**What is expected**
Output the lines below unchanged, beginning with the line that contains "Patent image size: (931, 698)." and continuing through the line that contains "The switch gratings 362 is at (323, 362).".

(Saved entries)
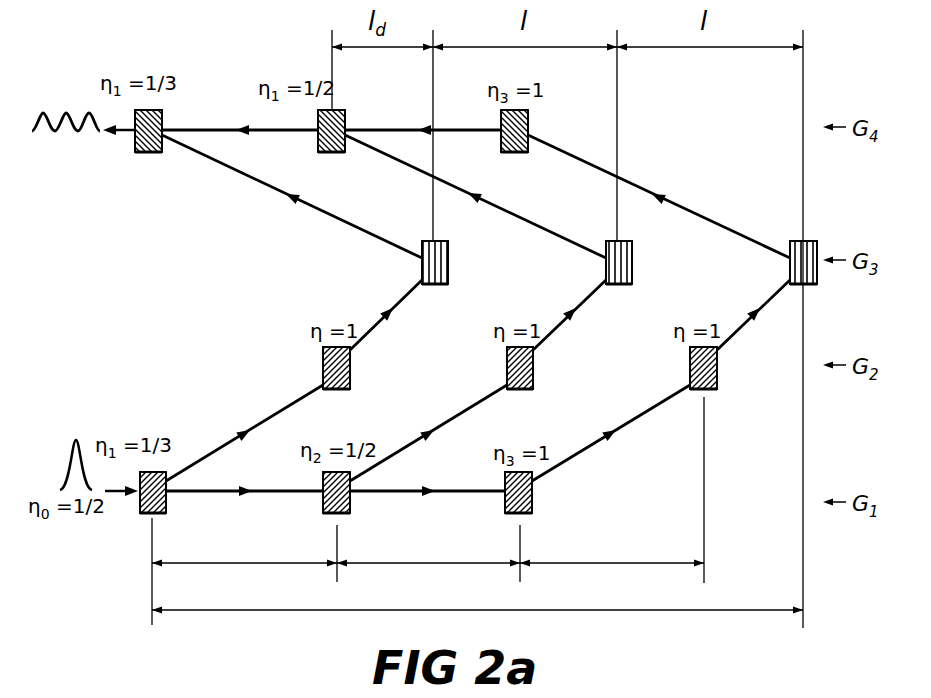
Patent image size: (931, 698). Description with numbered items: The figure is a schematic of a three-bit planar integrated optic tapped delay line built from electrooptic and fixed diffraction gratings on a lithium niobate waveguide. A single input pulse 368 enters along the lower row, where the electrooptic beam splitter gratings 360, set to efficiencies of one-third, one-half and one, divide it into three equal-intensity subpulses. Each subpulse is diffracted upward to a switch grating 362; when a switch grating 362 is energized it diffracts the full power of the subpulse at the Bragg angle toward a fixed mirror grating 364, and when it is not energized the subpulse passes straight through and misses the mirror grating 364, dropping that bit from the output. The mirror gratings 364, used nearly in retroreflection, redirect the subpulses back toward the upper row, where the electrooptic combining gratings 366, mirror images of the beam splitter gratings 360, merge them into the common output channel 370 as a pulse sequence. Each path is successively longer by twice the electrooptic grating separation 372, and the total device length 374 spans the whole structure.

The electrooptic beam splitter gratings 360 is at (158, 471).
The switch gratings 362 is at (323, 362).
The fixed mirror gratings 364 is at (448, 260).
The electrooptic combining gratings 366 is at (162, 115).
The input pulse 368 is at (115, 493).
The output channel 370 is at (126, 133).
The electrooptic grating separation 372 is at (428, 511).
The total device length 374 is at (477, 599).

* * *

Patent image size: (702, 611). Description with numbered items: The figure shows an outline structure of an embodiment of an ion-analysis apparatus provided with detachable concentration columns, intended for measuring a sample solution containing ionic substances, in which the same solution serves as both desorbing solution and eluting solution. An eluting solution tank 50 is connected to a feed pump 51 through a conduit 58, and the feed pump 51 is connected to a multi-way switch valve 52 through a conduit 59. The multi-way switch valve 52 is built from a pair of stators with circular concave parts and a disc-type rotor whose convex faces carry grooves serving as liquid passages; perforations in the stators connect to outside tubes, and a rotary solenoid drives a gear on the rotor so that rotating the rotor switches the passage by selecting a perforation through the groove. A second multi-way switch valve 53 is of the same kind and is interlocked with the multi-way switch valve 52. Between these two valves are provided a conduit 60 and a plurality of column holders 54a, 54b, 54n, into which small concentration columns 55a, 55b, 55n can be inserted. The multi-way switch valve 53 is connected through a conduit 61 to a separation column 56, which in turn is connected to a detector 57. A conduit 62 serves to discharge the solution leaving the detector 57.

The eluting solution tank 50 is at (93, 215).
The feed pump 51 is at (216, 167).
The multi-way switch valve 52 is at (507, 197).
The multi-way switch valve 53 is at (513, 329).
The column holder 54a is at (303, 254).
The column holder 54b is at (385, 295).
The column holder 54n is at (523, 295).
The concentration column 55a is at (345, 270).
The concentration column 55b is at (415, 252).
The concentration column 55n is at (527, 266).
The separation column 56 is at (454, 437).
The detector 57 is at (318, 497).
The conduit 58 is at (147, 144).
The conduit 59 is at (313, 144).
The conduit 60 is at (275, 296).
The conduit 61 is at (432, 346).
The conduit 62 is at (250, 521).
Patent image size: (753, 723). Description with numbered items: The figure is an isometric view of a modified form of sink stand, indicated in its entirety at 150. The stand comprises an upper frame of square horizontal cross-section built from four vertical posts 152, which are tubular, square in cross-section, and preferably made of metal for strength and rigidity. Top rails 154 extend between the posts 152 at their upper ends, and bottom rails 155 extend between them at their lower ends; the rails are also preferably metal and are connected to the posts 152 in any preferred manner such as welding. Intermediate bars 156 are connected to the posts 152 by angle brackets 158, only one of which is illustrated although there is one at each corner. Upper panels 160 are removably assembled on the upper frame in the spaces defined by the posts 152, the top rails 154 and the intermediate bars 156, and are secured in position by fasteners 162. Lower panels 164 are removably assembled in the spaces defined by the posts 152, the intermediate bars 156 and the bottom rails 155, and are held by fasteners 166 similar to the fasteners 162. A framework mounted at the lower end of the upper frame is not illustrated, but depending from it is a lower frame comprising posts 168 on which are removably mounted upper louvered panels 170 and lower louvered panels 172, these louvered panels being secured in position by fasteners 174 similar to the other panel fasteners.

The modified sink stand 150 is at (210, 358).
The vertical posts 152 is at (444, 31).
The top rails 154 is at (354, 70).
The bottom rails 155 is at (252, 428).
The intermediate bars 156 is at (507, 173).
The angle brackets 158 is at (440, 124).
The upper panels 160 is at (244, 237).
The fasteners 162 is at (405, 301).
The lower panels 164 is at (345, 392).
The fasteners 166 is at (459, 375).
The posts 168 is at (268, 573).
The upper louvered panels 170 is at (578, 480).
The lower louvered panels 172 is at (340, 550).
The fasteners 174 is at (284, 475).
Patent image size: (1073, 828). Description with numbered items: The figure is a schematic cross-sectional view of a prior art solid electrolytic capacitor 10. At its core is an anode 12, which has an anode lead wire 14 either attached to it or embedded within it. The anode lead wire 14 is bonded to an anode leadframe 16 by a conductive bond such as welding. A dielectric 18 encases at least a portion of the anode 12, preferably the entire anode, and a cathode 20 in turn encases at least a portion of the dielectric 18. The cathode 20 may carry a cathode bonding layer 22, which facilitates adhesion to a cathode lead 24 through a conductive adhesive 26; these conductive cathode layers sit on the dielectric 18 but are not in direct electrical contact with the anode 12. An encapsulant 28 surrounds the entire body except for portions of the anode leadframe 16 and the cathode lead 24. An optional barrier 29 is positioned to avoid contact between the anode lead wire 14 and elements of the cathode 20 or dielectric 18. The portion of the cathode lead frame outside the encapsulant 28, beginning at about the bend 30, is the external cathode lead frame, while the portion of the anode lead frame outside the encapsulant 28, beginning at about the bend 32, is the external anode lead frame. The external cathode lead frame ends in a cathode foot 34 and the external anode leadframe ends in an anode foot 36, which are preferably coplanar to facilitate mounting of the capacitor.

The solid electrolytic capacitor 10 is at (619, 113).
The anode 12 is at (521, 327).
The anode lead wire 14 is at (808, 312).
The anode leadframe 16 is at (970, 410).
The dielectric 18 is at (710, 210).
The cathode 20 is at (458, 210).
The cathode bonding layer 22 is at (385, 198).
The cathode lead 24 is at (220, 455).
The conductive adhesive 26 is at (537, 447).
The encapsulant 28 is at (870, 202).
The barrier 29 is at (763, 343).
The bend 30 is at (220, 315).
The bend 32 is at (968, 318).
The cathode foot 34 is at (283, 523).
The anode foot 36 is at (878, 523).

**Result of this task**
Patent image size: (931, 698). Description with numbered items: The figure is a schematic of a three-bit planar integrated optic tapped delay line built from electrooptic and fixed diffraction gratings on a lithium niobate waveguide. A single input pulse 368 enters along the lower row, where the electrooptic beam splitter gratings 360, set to efficiencies of one-third, one-half and one, divide it into three equal-intensity subpulses. Each subpulse is diffracted upward to a switch grating 362; when a switch grating 362 is energized it diffracts the full power of the subpulse at the Bragg angle toward a fixed mirror grating 364, and when it is not energized the subpulse passes straight through and misses the mirror grating 364, dropping that bit from the output. The mirror gratings 364, used nearly in retroreflection, redirect the subpulses back toward the upper row, where the electrooptic combining gratings 366, mirror images of the beam splitter gratings 360, merge them into the common output channel 370 as a pulse sequence. Each path is successively longer by twice the electrooptic grating separation 372, and the total device length 374 spans the whole structure.

The electrooptic beam splitter gratings 360 is at (158, 471).
The switch gratings 362 is at (323, 362).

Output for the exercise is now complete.